• _CONSIGNE_: Poursuivez le texte sur l'interprétation selon Lacan après sa dernière phrase.

Dans le chapitre II de « La direction de la cure et les principes de son pouvoir » intitulé « Quelle
est la place de l’interprétation ? [1] », Lacan fait allusion, en référence à un article de
Georges Devereux, à une célèbre expérience évoquée par Merleau-Ponty dans la
Phénoménologie de la perception, qu’il reprendra six ans plus tard dans son Séminaire XI [2], au
sujet du tableau, de l’œil et du regard. Il s’agit de l’expérience de Gelb et Goldstein de
projection de lumière blanche sur un disque noir en mouvement : le faisceau lumineux
devient « un solide blanchâtre dont le disque constitue la base. Si nous plaçons un morceau
de papier blanc en avant du disque “dans le même instant nous voyons le disque “noir”, le
papier “blanc” et l’un et l’autre violemment éclairés” [3] ». G. Devereux, indique Jacques-
Alain Miller, « s’était servi des phénomènes perceptifs mis en valeur par la Gestalt théorie en
disant qu’une interprétation était comparable à cet élément supplémentaire dont l’ajout fait
surgir une nouvelle forme. Lacan [ajoute-t-il] dit que c’est touchant parce que l’interprétation
n’est pas du registre imaginaire, mais […] symbolique : une interprétation, c’est un signifiant
supplémentaire [4] », soit « l’ajout d’un élément […] à un ensemble de traits illisibles [pour
faire] apparaître une figure significative [5] » : ici, logique de l’interprétation s’entend comme
bouclage de l’essaim par un signifiant.
Quelques lignes plus loin dans « La direction de la cure », au sujet du célèbre exemple de
l’Homme aux cervelles fraîches, le patient de Ernst Kris, Lacan indique ce qu’il eût fallu lui faire
entendre : « Ce n’est pas que votre patient ne vole pas, qui ici importe. C’est qu’il ne… Pas de
ne : c’est qu’il vole rien. [6] » Lacan indique qu’il aurait fallu lui faire entendre ce signifiant
supplémentaire, mais pas sans cette subtile torsion de la grammaire. Non pas qu’il ne vole
rien, mais qu’il vole rien : pas de ne, pas de négation, manière de faire sentir le statut positif
singulier de ce signifiant qui touche à l’objet et au mode de jouir de ce sujet.

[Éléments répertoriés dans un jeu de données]
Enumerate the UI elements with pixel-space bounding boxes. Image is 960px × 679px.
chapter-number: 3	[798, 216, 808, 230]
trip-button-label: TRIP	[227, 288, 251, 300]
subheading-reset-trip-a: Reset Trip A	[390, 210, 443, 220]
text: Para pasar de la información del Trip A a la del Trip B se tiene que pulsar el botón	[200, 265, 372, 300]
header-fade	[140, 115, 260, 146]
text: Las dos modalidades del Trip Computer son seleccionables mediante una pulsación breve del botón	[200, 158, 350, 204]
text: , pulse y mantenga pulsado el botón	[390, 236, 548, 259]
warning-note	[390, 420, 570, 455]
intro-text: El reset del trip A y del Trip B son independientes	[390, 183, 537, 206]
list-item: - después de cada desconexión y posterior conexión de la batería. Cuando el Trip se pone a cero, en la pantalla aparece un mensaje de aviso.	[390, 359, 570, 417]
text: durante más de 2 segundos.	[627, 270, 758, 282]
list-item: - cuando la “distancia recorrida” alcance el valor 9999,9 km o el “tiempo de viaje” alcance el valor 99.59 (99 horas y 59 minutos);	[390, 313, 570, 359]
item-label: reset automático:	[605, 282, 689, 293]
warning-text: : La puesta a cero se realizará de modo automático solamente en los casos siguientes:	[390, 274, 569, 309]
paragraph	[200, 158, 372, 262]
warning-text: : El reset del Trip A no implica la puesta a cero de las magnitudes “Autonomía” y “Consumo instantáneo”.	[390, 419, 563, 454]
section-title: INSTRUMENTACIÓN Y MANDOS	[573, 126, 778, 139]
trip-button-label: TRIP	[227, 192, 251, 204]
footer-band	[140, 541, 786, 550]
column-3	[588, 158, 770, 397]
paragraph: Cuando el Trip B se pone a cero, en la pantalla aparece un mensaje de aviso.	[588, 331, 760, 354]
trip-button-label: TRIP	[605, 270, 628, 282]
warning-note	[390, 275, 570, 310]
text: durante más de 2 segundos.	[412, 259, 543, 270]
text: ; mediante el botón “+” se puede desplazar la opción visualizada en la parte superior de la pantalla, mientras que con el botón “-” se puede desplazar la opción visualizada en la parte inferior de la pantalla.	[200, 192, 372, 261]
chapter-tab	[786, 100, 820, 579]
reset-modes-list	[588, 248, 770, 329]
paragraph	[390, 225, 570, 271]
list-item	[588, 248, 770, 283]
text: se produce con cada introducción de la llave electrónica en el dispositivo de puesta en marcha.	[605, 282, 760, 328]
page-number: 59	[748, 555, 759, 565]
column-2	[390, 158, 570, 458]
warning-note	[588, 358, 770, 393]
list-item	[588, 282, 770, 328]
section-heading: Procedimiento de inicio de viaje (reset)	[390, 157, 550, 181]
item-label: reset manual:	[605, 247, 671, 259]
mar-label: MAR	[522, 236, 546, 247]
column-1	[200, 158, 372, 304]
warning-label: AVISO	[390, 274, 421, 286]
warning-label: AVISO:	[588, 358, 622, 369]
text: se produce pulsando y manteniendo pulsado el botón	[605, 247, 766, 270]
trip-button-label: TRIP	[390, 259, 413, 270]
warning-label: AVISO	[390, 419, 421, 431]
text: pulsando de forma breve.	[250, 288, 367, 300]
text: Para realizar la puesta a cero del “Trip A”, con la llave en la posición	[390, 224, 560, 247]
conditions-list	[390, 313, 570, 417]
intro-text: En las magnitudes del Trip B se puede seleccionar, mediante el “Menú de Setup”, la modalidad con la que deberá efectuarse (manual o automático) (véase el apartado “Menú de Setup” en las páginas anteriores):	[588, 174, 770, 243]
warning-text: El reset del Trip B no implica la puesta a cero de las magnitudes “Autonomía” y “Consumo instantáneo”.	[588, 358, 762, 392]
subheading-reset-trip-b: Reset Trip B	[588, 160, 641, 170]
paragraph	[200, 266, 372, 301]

• _ZONE DE RÉPONSE_:
Deux ans plus tard, dans L’éthique de la psychanalyse, Lacan indique, dans le chapitre « De la
création ex nihilo » – et l’interprétation peut bien avoir ce statut – qu’« il y a identité entre le
façonnement du signifiant et l’introduction dans le réel d’une béance, d’un trou [7] ».
On pourrait dire que le façonnement de l’interprétation, si ce terme à un sens, lors de l’ajout
d’un signifiant supplémentaire à titre de bouclage du sens, est une opération subtile qui laisse
chance à l’introduction, par le (+), d’un (-), en donnant un aperçu non seulement sur le
manque-à-être, le malentendu, mais aussi sur cette béance susceptible d’accueillir le plus-de-
jouir. Dans le meilleur des cas, cette création ex nihilo de l’analyste que peut être
l’interprétation « se trouve coextensive de l’exacte situation de la Chose comme telle [8] ».
Bouclage peut donc conduire aussi bien logiquement à coupure.
[1] Lacan J., « La direction de la cure et les principes de son pouvoir », Écrits, Paris, Seuil, 1966, p. 592.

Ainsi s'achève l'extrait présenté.